_JOB:_ Copy out every line exactly, passing over the pictures.
## Start
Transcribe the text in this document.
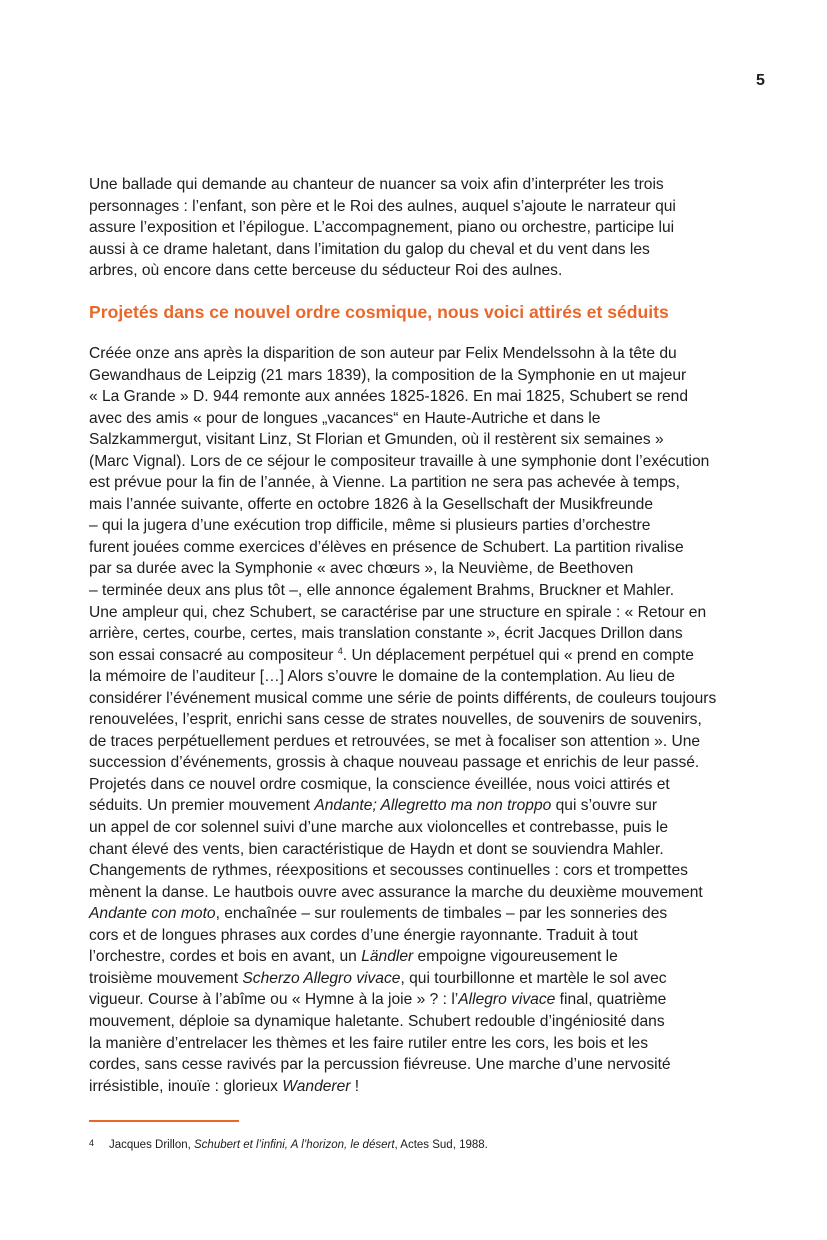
5

Une ballade qui demande au chanteur de nuancer sa voix afin d’interpréter les trois
personnages : l’enfant, son père et le Roi des aulnes, auquel s’ajoute le narrateur qui
assure l’exposition et l’épilogue. L’accompagnement, piano ou orchestre, participe lui
aussi à ce drame haletant, dans l’imitation du galop du cheval et du vent dans les
arbres, où encore dans cette berceuse du séducteur Roi des aulnes.

Projetés dans ce nouvel ordre cosmique, nous voici attirés et séduits

Créée onze ans après la disparition de son auteur par Felix Mendelssohn à la tête du
Gewandhaus de Leipzig (21 mars 1839), la composition de la Symphonie en ut majeur
« La Grande » D. 944 remonte aux années 1825-1826. En mai 1825, Schubert se rend
avec des amis « pour de longues „vacances“ en Haute-Autriche et dans le
Salzkammergut, visitant Linz, St Florian et Gmunden, où il restèrent six semaines »
(Marc Vignal). Lors de ce séjour le compositeur travaille à une symphonie dont l’exécution
est prévue pour la fin de l’année, à Vienne. La partition ne sera pas achevée à temps,
mais l’année suivante, offerte en octobre 1826 à la Gesellschaft der Musikfreunde
– qui la jugera d’une exécution trop difficile, même si plusieurs parties d’orchestre
furent jouées comme exercices d’élèves en présence de Schubert. La partition rivalise
par sa durée avec la Symphonie « avec chœurs », la Neuvième, de Beethoven
– terminée deux ans plus tôt –, elle annonce également Brahms, Bruckner et Mahler.
Une ampleur qui, chez Schubert, se caractérise par une structure en spirale : « Retour en
arrière, certes, courbe, certes, mais translation constante », écrit Jacques Drillon dans
son essai consacré au compositeur $^4$. Un déplacement perpétuel qui « prend en compte
la mémoire de l’auditeur […] Alors s’ouvre le domaine de la contemplation. Au lieu de
considérer l’événement musical comme une série de points différents, de couleurs toujours
renouvelées, l’esprit, enrichi sans cesse de strates nouvelles, de souvenirs de souvenirs,
de traces perpétuellement perdues et retrouvées, se met à focaliser son attention ». Une
succession d’événements, grossis à chaque nouveau passage et enrichis de leur passé.
Projetés dans ce nouvel ordre cosmique, la conscience éveillée, nous voici attirés et
séduits. Un premier mouvement Andante; Allegretto ma non troppo qui s’ouvre sur
un appel de cor solennel suivi d’une marche aux violoncelles et contrebasse, puis le
chant élevé des vents, bien caractéristique de Haydn et dont se souviendra Mahler.
Changements de rythmes, réexpositions et secousses continuelles : cors et trompettes
mènent la danse. Le hautbois ouvre avec assurance la marche du deuxième mouvement
Andante con moto, enchaînée – sur roulements de timbales – par les sonneries des
cors et de longues phrases aux cordes d’une énergie rayonnante. Traduit à tout
l’orchestre, cordes et bois en avant, un Ländler empoigne vigoureusement le
troisième mouvement Scherzo Allegro vivace, qui tourbillonne et martèle le sol avec
vigueur. Course à l’abîme ou « Hymne à la joie » ? : l’Allegro vivace final, quatrième
mouvement, déploie sa dynamique haletante. Schubert redouble d’ingéniosité dans
la manière d’entrelacer les thèmes et les faire rutiler entre les cors, les bois et les
cordes, sans cesse ravivés par la percussion fiévreuse. Une marche d’une nervosité
irrésistible, inouïe : glorieux Wanderer !

4 Jacques Drillon, Schubert et l’infini, A l’horizon, le désert, Actes Sud, 1988.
## End
_SOLUTION FOR THIS PROBLEM:_
Transcribe the text in this document.
5

Une ballade qui demande au chanteur de nuancer sa voix afin d’interpréter les trois
personnages : l’enfant, son père et le Roi des aulnes, auquel s’ajoute le narrateur qui
assure l’exposition et l’épilogue. L’accompagnement, piano ou orchestre, participe lui
aussi à ce drame haletant, dans l’imitation du galop du cheval et du vent dans les
arbres, où encore dans cette berceuse du séducteur Roi des aulnes.

Projetés dans ce nouvel ordre cosmique, nous voici attirés et séduits

Créée onze ans après la disparition de son auteur par Felix Mendelssohn à la tête du
Gewandhaus de Leipzig (21 mars 1839), la composition de la Symphonie en ut majeur
« La Grande » D. 944 remonte aux années 1825-1826. En mai 1825, Schubert se rend
avec des amis « pour de longues „vacances“ en Haute-Autriche et dans le
Salzkammergut, visitant Linz, St Florian et Gmunden, où il restèrent six semaines »
(Marc Vignal). Lors de ce séjour le compositeur travaille à une symphonie dont l’exécution
est prévue pour la fin de l’année, à Vienne. La partition ne sera pas achevée à temps,
mais l’année suivante, offerte en octobre 1826 à la Gesellschaft der Musikfreunde
– qui la jugera d’une exécution trop difficile, même si plusieurs parties d’orchestre
furent jouées comme exercices d’élèves en présence de Schubert. La partition rivalise
par sa durée avec la Symphonie « avec chœurs », la Neuvième, de Beethoven
– terminée deux ans plus tôt –, elle annonce également Brahms, Bruckner et Mahler.
Une ampleur qui, chez Schubert, se caractérise par une structure en spirale : « Retour en
arrière, certes, courbe, certes, mais translation constante », écrit Jacques Drillon dans
son essai consacré au compositeur $^4$. Un déplacement perpétuel qui « prend en compte
la mémoire de l’auditeur […] Alors s’ouvre le domaine de la contemplation. Au lieu de
considérer l’événement musical comme une série de points différents, de couleurs toujours
renouvelées, l’esprit, enrichi sans cesse de strates nouvelles, de souvenirs de souvenirs,
de traces perpétuellement perdues et retrouvées, se met à focaliser son attention ». Une
succession d’événements, grossis à chaque nouveau passage et enrichis de leur passé.
Projetés dans ce nouvel ordre cosmique, la conscience éveillée, nous voici attirés et
séduits. Un premier mouvement Andante; Allegretto ma non troppo qui s’ouvre sur
un appel de cor solennel suivi d’une marche aux violoncelles et contrebasse, puis le
chant élevé des vents, bien caractéristique de Haydn et dont se souviendra Mahler.
Changements de rythmes, réexpositions et secousses continuelles : cors et trompettes
mènent la danse. Le hautbois ouvre avec assurance la marche du deuxième mouvement
Andante con moto, enchaînée – sur roulements de timbales – par les sonneries des
cors et de longues phrases aux cordes d’une énergie rayonnante. Traduit à tout
l’orchestre, cordes et bois en avant, un Ländler empoigne vigoureusement le
troisième mouvement Scherzo Allegro vivace, qui tourbillonne et martèle le sol avec
vigueur. Course à l’abîme ou « Hymne à la joie » ? : l’Allegro vivace final, quatrième
mouvement, déploie sa dynamique haletante. Schubert redouble d’ingéniosité dans
la manière d’entrelacer les thèmes et les faire rutiler entre les cors, les bois et les
cordes, sans cesse ravivés par la percussion fiévreuse. Une marche d’une nervosité
irrésistible, inouïe : glorieux Wanderer !

4 Jacques Drillon, Schubert et l’infini, A l’horizon, le désert, Actes Sud, 1988.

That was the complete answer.